● DATASET ENTRIES:
######
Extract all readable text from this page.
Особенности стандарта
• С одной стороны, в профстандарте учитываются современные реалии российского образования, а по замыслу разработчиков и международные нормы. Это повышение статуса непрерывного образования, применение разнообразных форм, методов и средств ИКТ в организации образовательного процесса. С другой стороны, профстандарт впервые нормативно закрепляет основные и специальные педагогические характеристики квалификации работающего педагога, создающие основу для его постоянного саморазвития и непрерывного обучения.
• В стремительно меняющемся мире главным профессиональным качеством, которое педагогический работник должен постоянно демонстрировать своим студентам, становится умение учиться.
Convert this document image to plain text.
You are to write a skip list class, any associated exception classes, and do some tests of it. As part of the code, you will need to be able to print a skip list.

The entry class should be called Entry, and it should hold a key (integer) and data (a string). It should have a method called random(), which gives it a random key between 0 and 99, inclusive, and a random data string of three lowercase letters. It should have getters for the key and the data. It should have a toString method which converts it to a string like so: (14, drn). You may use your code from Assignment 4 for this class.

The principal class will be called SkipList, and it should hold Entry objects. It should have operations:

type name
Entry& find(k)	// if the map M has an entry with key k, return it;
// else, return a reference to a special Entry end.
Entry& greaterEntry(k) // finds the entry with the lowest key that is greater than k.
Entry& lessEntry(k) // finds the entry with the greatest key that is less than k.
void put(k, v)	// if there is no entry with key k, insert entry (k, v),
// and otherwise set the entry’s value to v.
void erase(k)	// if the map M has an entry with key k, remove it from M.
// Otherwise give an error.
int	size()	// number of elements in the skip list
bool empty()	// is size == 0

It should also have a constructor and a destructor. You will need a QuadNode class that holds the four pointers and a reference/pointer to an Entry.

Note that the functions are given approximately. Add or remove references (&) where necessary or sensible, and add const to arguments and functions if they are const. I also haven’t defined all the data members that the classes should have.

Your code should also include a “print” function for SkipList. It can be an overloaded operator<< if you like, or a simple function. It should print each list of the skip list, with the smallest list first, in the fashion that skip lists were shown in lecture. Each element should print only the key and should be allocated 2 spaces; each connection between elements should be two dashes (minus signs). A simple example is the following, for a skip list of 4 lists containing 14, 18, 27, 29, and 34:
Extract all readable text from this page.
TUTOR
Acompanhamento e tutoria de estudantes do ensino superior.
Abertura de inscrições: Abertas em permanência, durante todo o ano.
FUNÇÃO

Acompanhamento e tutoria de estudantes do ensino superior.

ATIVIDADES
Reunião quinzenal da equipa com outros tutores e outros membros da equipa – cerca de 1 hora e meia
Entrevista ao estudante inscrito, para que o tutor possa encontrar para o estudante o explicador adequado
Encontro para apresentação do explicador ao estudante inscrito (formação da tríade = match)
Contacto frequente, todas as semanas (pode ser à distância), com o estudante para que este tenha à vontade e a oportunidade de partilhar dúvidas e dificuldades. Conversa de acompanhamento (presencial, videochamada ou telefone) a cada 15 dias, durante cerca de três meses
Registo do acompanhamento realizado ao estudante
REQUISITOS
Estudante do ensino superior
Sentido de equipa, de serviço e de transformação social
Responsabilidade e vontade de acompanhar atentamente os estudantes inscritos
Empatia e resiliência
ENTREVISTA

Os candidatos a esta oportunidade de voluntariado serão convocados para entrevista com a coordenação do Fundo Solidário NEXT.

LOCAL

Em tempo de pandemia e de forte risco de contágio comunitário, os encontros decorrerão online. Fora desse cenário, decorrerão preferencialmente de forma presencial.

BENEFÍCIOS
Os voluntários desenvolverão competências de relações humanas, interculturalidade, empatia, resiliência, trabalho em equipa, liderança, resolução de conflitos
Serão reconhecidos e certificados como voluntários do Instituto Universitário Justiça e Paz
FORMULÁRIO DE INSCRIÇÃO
######
● PROBLEM STATEMENT: Restate each record word for word.

● EXERCISE ANSWER:
Extract all readable text from this page.
Особенности стандарта
• С одной стороны, в профстандарте учитываются современные реалии российского образования, а по замыслу разработчиков и международные нормы. Это повышение статуса непрерывного образования, применение разнообразных форм, методов и средств ИКТ в организации образовательного процесса. С другой стороны, профстандарт впервые нормативно закрепляет основные и специальные педагогические характеристики квалификации работающего педагога, создающие основу для его постоянного саморазвития и непрерывного обучения.
• В стремительно меняющемся мире главным профессиональным качеством, которое педагогический работник должен постоянно демонстрировать своим студентам, становится умение учиться.
Convert this document image to plain text.
You are to write a skip list class, any associated exception classes, and do some tests of it. As part of the code, you will need to be able to print a skip list.

The entry class should be called Entry, and it should hold a key (integer) and data (a string). It should have a method called random(), which gives it a random key between 0 and 99, inclusive, and a random data string of three lowercase letters. It should have getters for the key and the data. It should have a toString method which converts it to a string like so: (14, drn). You may use your code from Assignment 4 for this class.

The principal class will be called SkipList, and it should hold Entry objects. It should have operations:

type name
Entry& find(k)	// if the map M has an entry with key k, return it;
// else, return a reference to a special Entry end.
Entry& greaterEntry(k) // finds the entry with the lowest key that is greater than k.
Entry& lessEntry(k) // finds the entry with the greatest key that is less than k.
void put(k, v)	// if there is no entry with key k, insert entry (k, v),
// and otherwise set the entry’s value to v.
void erase(k)	// if the map M has an entry with key k, remove it from M.
// Otherwise give an error.
int	size()	// number of elements in the skip list
bool empty()	// is size == 0

It should also have a constructor and a destructor. You will need a QuadNode class that holds the four pointers and a reference/pointer to an Entry.

Note that the functions are given approximately. Add or remove references (&) where necessary or sensible, and add const to arguments and functions if they are const. I also haven’t defined all the data members that the classes should have.

Your code should also include a “print” function for SkipList. It can be an overloaded operator<< if you like, or a simple function. It should print each list of the skip list, with the smallest list first, in the fashion that skip lists were shown in lecture. Each element should print only the key and should be allocated 2 spaces; each connection between elements should be two dashes (minus signs). A simple example is the following, for a skip list of 4 lists containing 14, 18, 27, 29, and 34:
Extract all readable text from this page.
TUTOR
Acompanhamento e tutoria de estudantes do ensino superior.
Abertura de inscrições: Abertas em permanência, durante todo o ano.
FUNÇÃO

Acompanhamento e tutoria de estudantes do ensino superior.

ATIVIDADES
Reunião quinzenal da equipa com outros tutores e outros membros da equipa – cerca de 1 hora e meia
Entrevista ao estudante inscrito, para que o tutor possa encontrar para o estudante o explicador adequado
Encontro para apresentação do explicador ao estudante inscrito (formação da tríade = match)
Contacto frequente, todas as semanas (pode ser à distância), com o estudante para que este tenha à vontade e a oportunidade de partilhar dúvidas e dificuldades. Conversa de acompanhamento (presencial, videochamada ou telefone) a cada 15 dias, durante cerca de três meses
Registo do acompanhamento realizado ao estudante
REQUISITOS
Estudante do ensino superior
Sentido de equipa, de serviço e de transformação social
Responsabilidade e vontade de acompanhar atentamente os estudantes inscritos
Empatia e resiliência
ENTREVISTA

Os candidatos a esta oportunidade de voluntariado serão convocados para entrevista com a coordenação do Fundo Solidário NEXT.

LOCAL

Em tempo de pandemia e de forte risco de contágio comunitário, os encontros decorrerão online. Fora desse cenário, decorrerão preferencialmente de forma presencial.

BENEFÍCIOS
Os voluntários desenvolverão competências de relações humanas, interculturalidade, empatia, resiliência, trabalho em equipa, liderança, resolução de conflitos
Serão reconhecidos e certificados como voluntários do Instituto Universitário Justiça e Paz
FORMULÁRIO DE INSCRIÇÃO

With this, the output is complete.